TO DO => Collect every line of the records below that contains the word "cream".

RECORDS =>
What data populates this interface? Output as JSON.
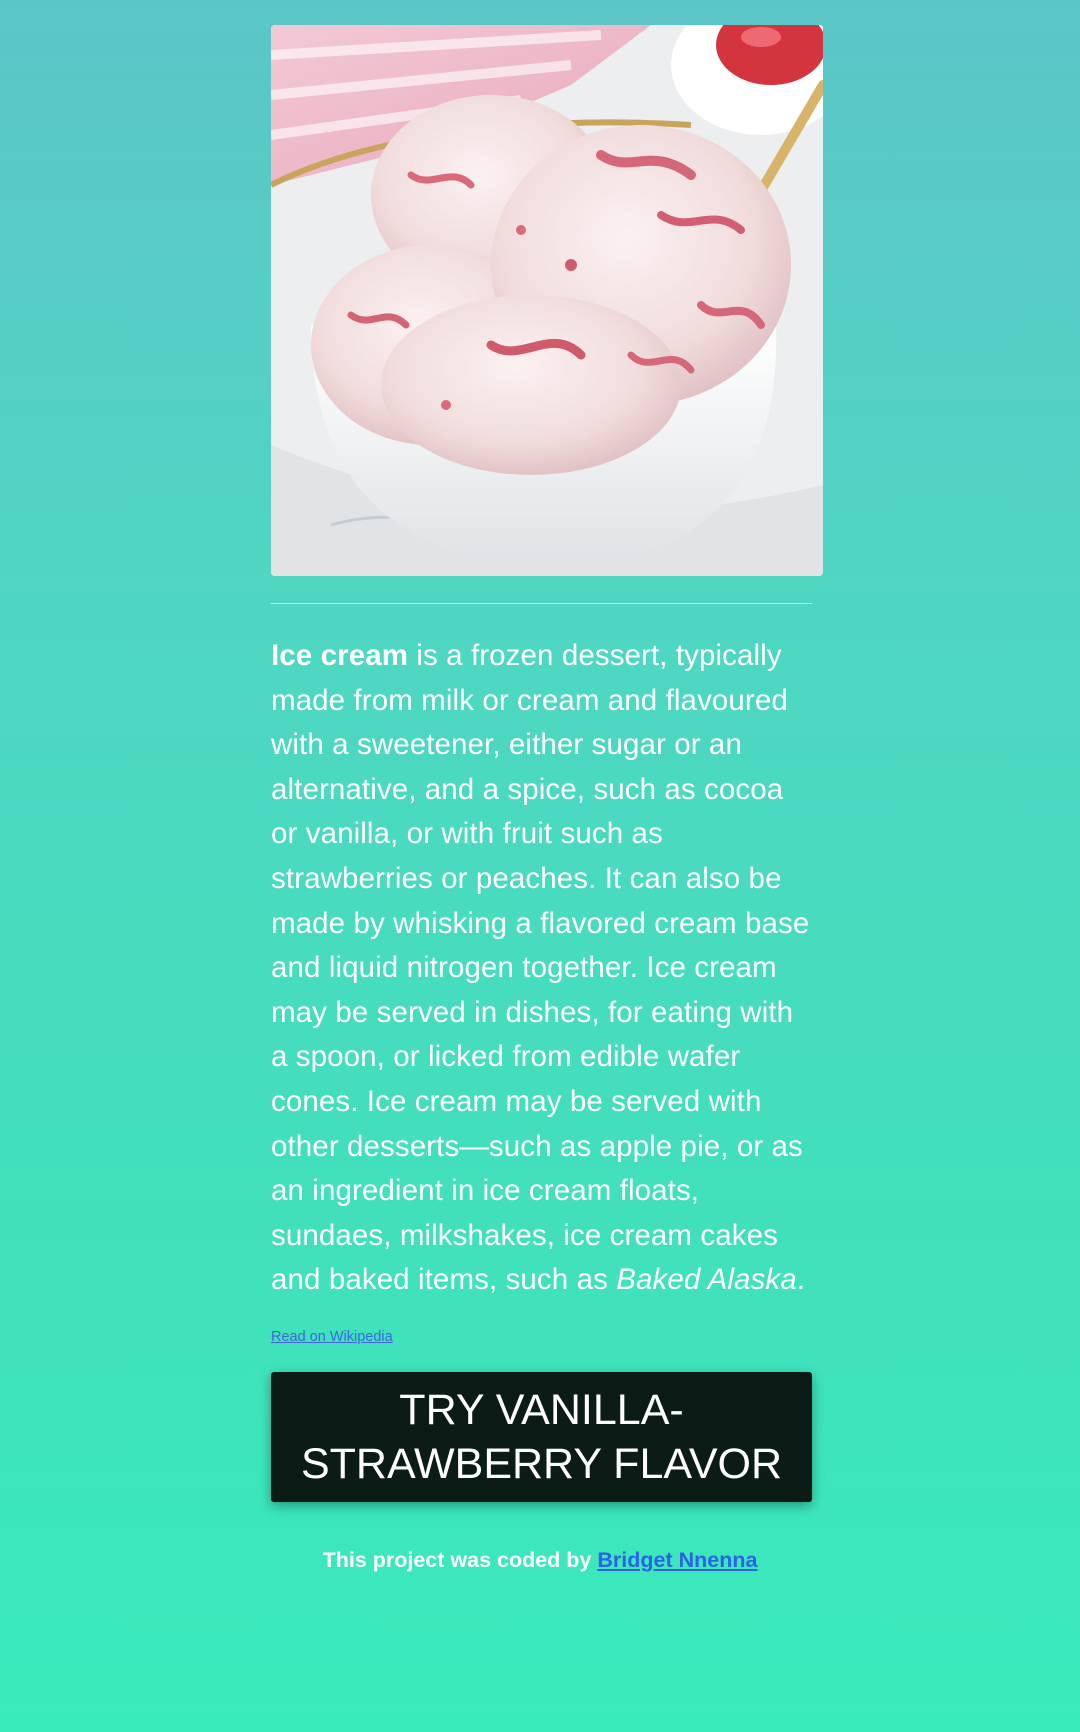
{
  "hero": {
    "image_alt": "Bowl of vanilla-strawberry ice cream"
  },
  "article": {
    "bold_term": "Ice cream",
    "body_text": " is a frozen dessert, typically made from milk or cream and flavoured with a sweetener, either sugar or an alternative, and a spice, such as cocoa or vanilla, or with fruit such as strawberries or peaches. It can also be made by whisking a flavored cream base and liquid nitrogen together. Ice cream may be served in dishes, for eating with a spoon, or licked from edible wafer cones. Ice cream may be served with other desserts—such as apple pie, or as an ingredient in ice cream floats, sundaes, milkshakes, ice cream cakes and baked items, such as ",
    "italic_term": "Baked Alaska",
    "end_punct": ".",
    "link_label": "Read on Wikipedia"
  },
  "cta": {
    "label": "TRY VANILLA-STRAWBERRY FLAVOR"
  },
  "footer": {
    "prefix": "This project was coded by ",
    "author": "Bridget Nnenna"
  },
  "colors": {
    "gradient_top": "#5cc5c8",
    "gradient_bottom": "#39ebbb",
    "button_bg": "#0b1c17",
    "link": "#2b62e8"
  }
}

FULL ANSWER =>
    "image_alt": "Bowl of vanilla-strawberry ice cream"
    "bold_term": "Ice cream",
    "body_text": " is a frozen dessert, typically made from milk or cream and flavoured with a sweetener, either sugar or an alternative, and a spice, such as cocoa or vanilla, or with fruit such as strawberries or peaches. It can also be made by whisking a flavored cream base and liquid nitrogen together. Ice cream may be served in dishes, for eating with a spoon, or licked from edible wafer cones. Ice cream may be served with other desserts—such as apple pie, or as an ingredient in ice cream floats, sundaes, milkshakes, ice cream cakes and baked items, such as ",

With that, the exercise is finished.